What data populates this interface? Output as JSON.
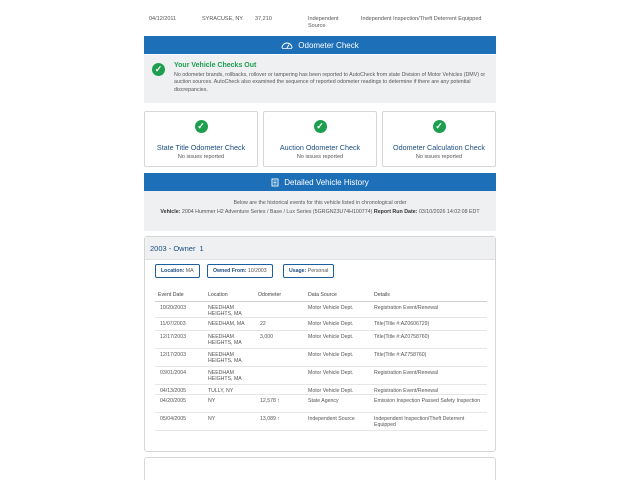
{
  "top_row": {
    "date": "04/12/2011",
    "location": "SYRACUSE, NY",
    "odometer": "37,210",
    "source": "Independent Source",
    "details": "Independent Inspection/Theft Deterrent Equipped"
  },
  "odometer_check": {
    "title": "Odometer Check",
    "icon": "speedometer-icon",
    "summary_title": "Your Vehicle Checks Out",
    "summary_text": "No odometer brands, rollbacks, rollover or tampering has been reported to AutoCheck from state Division of Motor Vehicles (DMV) or auction sources. AutoCheck also examined the sequence of reported odometer readings to determine if there are any potential discrepancies.",
    "cards": [
      {
        "title": "State Title Odometer Check",
        "status": "No issues reported"
      },
      {
        "title": "Auction Odometer Check",
        "status": "No issues reported"
      },
      {
        "title": "Odometer Calculation Check",
        "status": "No issues reported"
      }
    ]
  },
  "history": {
    "title": "Detailed Vehicle History",
    "icon": "document-icon",
    "intro": "Below are the historical events for this vehicle listed in chronological order",
    "vehicle_label": "Vehicle:",
    "vehicle_value": "2004 Hummer H2 Adventure Series / Base / Lux Series (5GRGN23U74H100774)",
    "run_date_label": "Report Run Date:",
    "run_date_value": "03/10/2026 14:02:08 EDT"
  },
  "owner": {
    "title": "2003 - Owner",
    "number": "1",
    "pills": [
      {
        "label": "Location:",
        "value": "MA"
      },
      {
        "label": "Owned From:",
        "value": "10/2003"
      },
      {
        "label": "Usage:",
        "value": "Personal"
      }
    ],
    "columns": [
      "Event Date",
      "Location",
      "Odometer",
      "Data Source",
      "Details"
    ],
    "rows": [
      {
        "date": "10/20/2003",
        "location": "NEEDHAM HEIGHTS, MA",
        "odometer": "",
        "source": "Motor Vehicle Dept.",
        "details": "Registration Event/Renewal"
      },
      {
        "date": "11/07/2003",
        "location": "NEEDHAM, MA",
        "odometer": "22",
        "source": "Motor Vehicle Dept.",
        "details": "Title(Title #:AZ0606729)"
      },
      {
        "date": "12/17/2003",
        "location": "NEEDHAM HEIGHTS, MA",
        "odometer": "3,000",
        "source": "Motor Vehicle Dept.",
        "details": "Title(Title #:AZ0758760)"
      },
      {
        "date": "12/17/2003",
        "location": "NEEDHAM HEIGHTS, MA",
        "odometer": "",
        "source": "Motor Vehicle Dept.",
        "details": "Title(Title #:AZ758760)"
      },
      {
        "date": "03/01/2004",
        "location": "NEEDHAM HEIGHTS, MA",
        "odometer": "",
        "source": "Motor Vehicle Dept.",
        "details": "Registration Event/Renewal"
      },
      {
        "date": "04/13/2005",
        "location": "TULLY, NY",
        "odometer": "",
        "source": "Motor Vehicle Dept.",
        "details": "Registration Event/Renewal"
      },
      {
        "date": "04/20/2005",
        "location": "NY",
        "odometer": "12,578 ↑",
        "source": "State Agency",
        "details": "Emission Inspection Passed Safety Inspection"
      },
      {
        "date": "05/04/2005",
        "location": "NY",
        "odometer": "13,089 ↑",
        "source": "Independent Source",
        "details": "Independent Inspection/Theft Deterrent Equipped"
      }
    ]
  },
  "colors": {
    "primary": "#1d6fb8",
    "success": "#1e9e4f",
    "link": "#1a4d80",
    "panel": "#eef0f2"
  }
}
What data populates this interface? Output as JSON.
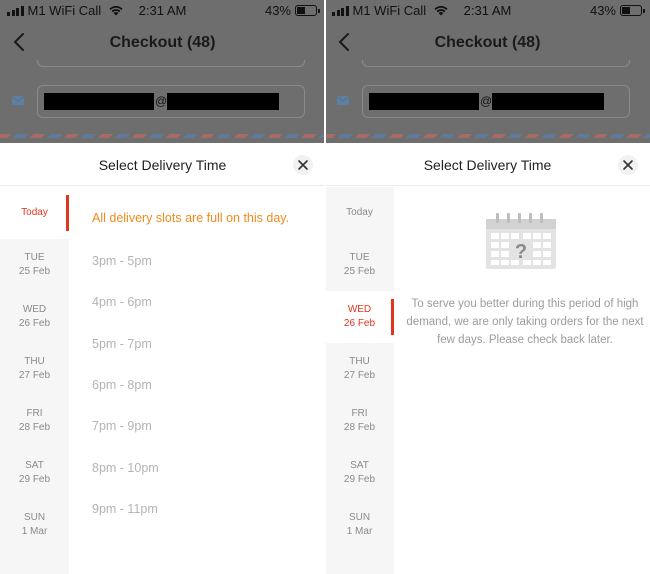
{
  "status": {
    "carrier": "M1 WiFi Call",
    "time": "2:31 AM",
    "battery_pct": "43%",
    "battery_level": 0.43
  },
  "header": {
    "title": "Checkout (48)"
  },
  "email": {
    "at": "@"
  },
  "sheet": {
    "title": "Select Delivery Time"
  },
  "days": [
    {
      "name": "Today",
      "date": ""
    },
    {
      "name": "TUE",
      "date": "25 Feb"
    },
    {
      "name": "WED",
      "date": "26 Feb"
    },
    {
      "name": "THU",
      "date": "27 Feb"
    },
    {
      "name": "FRI",
      "date": "28 Feb"
    },
    {
      "name": "SAT",
      "date": "29 Feb"
    },
    {
      "name": "SUN",
      "date": "1 Mar"
    }
  ],
  "left_panel": {
    "selected_day_index": 0,
    "full_message": "All delivery slots are full on this day.",
    "slots": [
      "3pm - 5pm",
      "4pm - 6pm",
      "5pm - 7pm",
      "6pm - 8pm",
      "7pm - 9pm",
      "8pm - 10pm",
      "9pm - 11pm"
    ]
  },
  "right_panel": {
    "selected_day_index": 2,
    "info_message": "To serve you better during this period of high demand, we are only taking orders for the next few days. Please check back later."
  },
  "colors": {
    "accent": "#e0351e",
    "warning": "#f08a1c",
    "muted": "#b4b4b4",
    "overlay": "#6e6e6e"
  },
  "icons": [
    "back-chevron-icon",
    "mail-icon",
    "close-icon",
    "calendar-question-icon",
    "wifi-icon",
    "battery-icon",
    "signal-icon"
  ]
}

________________________________________

● **Task requirements**:
List every line in the records above that contains the word "Independent".

● **Response below**:
    "source": "Independent Source",
    "details": "Independent Inspection/Theft Deterrent Equipped"
        "source": "Independent Source",
        "details": "Independent Inspection/Theft Deterrent Equipped"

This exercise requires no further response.